Each line below is to be written out in full, exactly as shown.

--- start of INPUT RECORDS ---

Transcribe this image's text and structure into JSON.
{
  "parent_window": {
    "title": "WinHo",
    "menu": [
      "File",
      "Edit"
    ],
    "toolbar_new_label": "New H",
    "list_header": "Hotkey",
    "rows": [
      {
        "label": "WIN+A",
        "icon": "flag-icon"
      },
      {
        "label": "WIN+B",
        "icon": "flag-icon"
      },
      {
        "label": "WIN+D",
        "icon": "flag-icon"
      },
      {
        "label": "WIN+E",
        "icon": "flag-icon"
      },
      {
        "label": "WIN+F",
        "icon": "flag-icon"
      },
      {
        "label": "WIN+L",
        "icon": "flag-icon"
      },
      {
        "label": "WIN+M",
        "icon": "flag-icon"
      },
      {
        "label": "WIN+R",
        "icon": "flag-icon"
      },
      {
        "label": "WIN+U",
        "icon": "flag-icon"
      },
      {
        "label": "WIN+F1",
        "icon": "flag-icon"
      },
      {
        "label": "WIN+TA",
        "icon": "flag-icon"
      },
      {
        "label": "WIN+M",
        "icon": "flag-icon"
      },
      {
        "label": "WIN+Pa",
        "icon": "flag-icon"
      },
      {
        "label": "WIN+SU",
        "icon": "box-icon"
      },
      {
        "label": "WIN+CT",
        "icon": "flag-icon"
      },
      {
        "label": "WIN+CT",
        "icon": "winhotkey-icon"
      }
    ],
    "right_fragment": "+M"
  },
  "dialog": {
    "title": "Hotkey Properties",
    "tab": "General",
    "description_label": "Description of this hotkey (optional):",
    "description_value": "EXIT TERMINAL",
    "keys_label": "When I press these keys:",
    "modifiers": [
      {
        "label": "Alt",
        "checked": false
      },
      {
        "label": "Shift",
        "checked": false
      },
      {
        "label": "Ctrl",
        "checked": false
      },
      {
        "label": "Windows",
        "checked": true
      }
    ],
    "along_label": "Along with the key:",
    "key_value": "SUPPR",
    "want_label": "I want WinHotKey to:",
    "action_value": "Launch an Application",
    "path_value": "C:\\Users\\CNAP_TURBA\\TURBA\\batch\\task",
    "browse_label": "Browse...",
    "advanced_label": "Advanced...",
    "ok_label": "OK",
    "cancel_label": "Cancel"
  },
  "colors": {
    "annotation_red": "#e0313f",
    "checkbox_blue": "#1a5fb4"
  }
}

--- end of INPUT RECORDS ---

OUTPUT FOR THIS TASK —
Transcribe this image's text and structure into JSON.
{
  "parent_window": {
    "title": "WinHo",
    "menu": [
      "File",
      "Edit"
    ],
    "toolbar_new_label": "New H",
    "list_header": "Hotkey",
    "rows": [
      {
        "label": "WIN+A",
        "icon": "flag-icon"
      },
      {
        "label": "WIN+B",
        "icon": "flag-icon"
      },
      {
        "label": "WIN+D",
        "icon": "flag-icon"
      },
      {
        "label": "WIN+E",
        "icon": "flag-icon"
      },
      {
        "label": "WIN+F",
        "icon": "flag-icon"
      },
      {
        "label": "WIN+L",
        "icon": "flag-icon"
      },
      {
        "label": "WIN+M",
        "icon": "flag-icon"
      },
      {
        "label": "WIN+R",
        "icon": "flag-icon"
      },
      {
        "label": "WIN+U",
        "icon": "flag-icon"
      },
      {
        "label": "WIN+F1",
        "icon": "flag-icon"
      },
      {
        "label": "WIN+TA",
        "icon": "flag-icon"
      },
      {
        "label": "WIN+M",
        "icon": "flag-icon"
      },
      {
        "label": "WIN+Pa",
        "icon": "flag-icon"
      },
      {
        "label": "WIN+SU",
        "icon": "box-icon"
      },
      {
        "label": "WIN+CT",
        "icon": "flag-icon"
      },
      {
        "label": "WIN+CT",
        "icon": "winhotkey-icon"
      }
    ],
    "right_fragment": "+M"
  },
  "dialog": {
    "title": "Hotkey Properties",
    "tab": "General",
    "description_label": "Description of this hotkey (optional):",
    "description_value": "EXIT TERMINAL",
    "keys_label": "When I press these keys:",
    "modifiers": [
      {
        "label": "Alt",
        "checked": false
      },
      {
        "label": "Shift",
        "checked": false
      },
      {
        "label": "Ctrl",
        "checked": false
      },
      {
        "label": "Windows",
        "checked": true
      }
    ],
    "along_label": "Along with the key:",
    "key_value": "SUPPR",
    "want_label": "I want WinHotKey to:",
    "action_value": "Launch an Application",
    "path_value": "C:\\Users\\CNAP_TURBA\\TURBA\\batch\\task",
    "browse_label": "Browse...",
    "advanced_label": "Advanced...",
    "ok_label": "OK",
    "cancel_label": "Cancel"
  },
  "colors": {
    "annotation_red": "#e0313f",
    "checkbox_blue": "#1a5fb4"
  }
}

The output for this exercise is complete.